-- Provided information start --
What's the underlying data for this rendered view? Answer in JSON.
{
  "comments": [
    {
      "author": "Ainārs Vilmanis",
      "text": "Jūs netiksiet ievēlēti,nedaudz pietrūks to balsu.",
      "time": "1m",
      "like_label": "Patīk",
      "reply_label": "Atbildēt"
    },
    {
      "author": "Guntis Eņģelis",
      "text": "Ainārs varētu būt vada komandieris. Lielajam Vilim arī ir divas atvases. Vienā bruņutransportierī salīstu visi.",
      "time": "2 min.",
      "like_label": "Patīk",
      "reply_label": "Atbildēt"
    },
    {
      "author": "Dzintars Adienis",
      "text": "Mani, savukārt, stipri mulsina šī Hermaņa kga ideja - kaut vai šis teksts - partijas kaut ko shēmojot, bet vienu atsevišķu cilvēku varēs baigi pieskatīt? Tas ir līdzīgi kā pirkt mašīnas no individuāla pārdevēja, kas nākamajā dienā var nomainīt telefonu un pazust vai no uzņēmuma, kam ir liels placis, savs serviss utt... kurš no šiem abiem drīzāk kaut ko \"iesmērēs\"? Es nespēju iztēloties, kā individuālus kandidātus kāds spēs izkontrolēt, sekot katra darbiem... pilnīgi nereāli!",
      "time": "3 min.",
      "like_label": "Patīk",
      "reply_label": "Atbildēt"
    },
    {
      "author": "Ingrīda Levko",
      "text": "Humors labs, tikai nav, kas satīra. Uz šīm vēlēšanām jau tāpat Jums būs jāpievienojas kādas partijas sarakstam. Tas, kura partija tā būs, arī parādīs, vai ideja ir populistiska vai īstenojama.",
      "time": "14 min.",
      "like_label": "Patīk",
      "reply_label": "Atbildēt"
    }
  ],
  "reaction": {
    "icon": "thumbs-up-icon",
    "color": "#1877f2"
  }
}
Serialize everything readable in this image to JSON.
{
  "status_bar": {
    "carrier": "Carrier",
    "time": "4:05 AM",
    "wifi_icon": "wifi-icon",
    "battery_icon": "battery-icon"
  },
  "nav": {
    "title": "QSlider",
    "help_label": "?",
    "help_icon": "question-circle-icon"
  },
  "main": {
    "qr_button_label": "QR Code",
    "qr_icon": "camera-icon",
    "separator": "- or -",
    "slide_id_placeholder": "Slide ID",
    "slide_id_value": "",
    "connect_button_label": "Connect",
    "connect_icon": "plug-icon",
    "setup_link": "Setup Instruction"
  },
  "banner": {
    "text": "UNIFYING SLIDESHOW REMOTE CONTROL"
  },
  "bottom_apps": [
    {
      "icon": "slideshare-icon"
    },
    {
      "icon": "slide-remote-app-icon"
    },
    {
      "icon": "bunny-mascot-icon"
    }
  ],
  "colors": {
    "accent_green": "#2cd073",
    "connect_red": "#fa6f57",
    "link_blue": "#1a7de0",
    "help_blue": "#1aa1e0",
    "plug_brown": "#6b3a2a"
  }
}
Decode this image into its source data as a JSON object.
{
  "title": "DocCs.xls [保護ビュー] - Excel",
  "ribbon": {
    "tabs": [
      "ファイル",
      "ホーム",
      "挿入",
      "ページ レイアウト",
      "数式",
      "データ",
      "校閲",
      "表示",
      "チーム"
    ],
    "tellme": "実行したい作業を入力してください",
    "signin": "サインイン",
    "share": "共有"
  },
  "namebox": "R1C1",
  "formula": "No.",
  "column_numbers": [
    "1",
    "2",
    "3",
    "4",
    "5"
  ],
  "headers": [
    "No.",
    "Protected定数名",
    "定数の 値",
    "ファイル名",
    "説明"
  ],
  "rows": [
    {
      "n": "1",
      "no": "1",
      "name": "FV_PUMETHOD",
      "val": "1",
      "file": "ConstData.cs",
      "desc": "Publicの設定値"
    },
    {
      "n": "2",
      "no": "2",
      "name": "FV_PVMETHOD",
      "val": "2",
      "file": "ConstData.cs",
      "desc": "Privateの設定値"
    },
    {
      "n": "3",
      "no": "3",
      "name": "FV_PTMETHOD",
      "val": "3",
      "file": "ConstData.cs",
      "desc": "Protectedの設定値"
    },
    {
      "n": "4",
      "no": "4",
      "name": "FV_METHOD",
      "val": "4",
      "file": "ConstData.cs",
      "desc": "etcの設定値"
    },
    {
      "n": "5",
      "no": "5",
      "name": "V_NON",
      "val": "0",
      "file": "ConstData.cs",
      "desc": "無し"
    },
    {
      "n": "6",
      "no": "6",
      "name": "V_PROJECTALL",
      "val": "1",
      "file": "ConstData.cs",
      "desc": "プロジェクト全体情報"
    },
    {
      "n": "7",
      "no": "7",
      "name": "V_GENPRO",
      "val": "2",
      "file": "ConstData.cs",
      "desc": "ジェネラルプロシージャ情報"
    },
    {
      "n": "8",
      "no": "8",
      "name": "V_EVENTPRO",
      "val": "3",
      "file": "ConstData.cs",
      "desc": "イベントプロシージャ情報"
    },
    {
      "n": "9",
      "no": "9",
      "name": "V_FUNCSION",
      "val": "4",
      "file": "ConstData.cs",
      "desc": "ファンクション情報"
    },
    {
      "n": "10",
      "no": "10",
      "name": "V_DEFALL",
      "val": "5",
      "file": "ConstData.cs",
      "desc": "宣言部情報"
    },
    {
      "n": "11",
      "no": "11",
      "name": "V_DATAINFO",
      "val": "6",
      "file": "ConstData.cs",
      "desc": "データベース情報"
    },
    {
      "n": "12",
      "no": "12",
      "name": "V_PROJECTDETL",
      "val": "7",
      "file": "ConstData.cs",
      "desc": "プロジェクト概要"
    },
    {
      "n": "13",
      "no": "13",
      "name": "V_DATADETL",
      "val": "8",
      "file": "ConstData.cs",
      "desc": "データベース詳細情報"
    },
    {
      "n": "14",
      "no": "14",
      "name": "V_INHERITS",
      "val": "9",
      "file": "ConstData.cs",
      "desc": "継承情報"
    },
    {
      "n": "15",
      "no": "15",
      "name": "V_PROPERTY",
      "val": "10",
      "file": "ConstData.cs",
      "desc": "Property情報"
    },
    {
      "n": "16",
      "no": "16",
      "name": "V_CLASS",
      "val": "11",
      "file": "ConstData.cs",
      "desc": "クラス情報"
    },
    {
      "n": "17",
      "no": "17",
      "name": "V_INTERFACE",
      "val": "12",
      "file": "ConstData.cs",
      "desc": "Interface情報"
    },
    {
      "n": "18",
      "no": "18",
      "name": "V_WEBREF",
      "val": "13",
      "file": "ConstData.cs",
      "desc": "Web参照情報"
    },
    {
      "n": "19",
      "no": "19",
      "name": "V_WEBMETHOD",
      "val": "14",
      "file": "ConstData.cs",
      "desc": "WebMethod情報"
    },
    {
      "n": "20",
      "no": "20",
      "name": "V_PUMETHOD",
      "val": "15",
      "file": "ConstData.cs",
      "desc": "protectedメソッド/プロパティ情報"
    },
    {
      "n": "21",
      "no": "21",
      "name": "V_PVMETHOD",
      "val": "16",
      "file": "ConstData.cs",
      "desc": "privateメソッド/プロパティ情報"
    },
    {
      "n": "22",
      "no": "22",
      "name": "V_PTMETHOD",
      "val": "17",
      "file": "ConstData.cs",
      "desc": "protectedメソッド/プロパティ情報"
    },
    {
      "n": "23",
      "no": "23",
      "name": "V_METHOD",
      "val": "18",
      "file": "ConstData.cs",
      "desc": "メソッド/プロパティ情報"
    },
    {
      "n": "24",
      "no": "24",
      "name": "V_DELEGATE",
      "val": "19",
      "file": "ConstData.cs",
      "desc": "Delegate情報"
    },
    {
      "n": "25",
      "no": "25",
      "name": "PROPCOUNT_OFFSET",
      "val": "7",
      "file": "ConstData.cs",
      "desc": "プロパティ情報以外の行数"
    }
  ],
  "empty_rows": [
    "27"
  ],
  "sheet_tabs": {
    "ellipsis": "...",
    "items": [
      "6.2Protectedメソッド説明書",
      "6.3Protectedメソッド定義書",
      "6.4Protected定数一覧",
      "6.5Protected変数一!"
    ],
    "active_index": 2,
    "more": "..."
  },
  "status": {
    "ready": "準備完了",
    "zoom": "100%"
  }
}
-- Provided information end --
# Given request
Tally the lines of the listing in which the word "partijas" occurs, and state the total alone.

# Exercise solution
2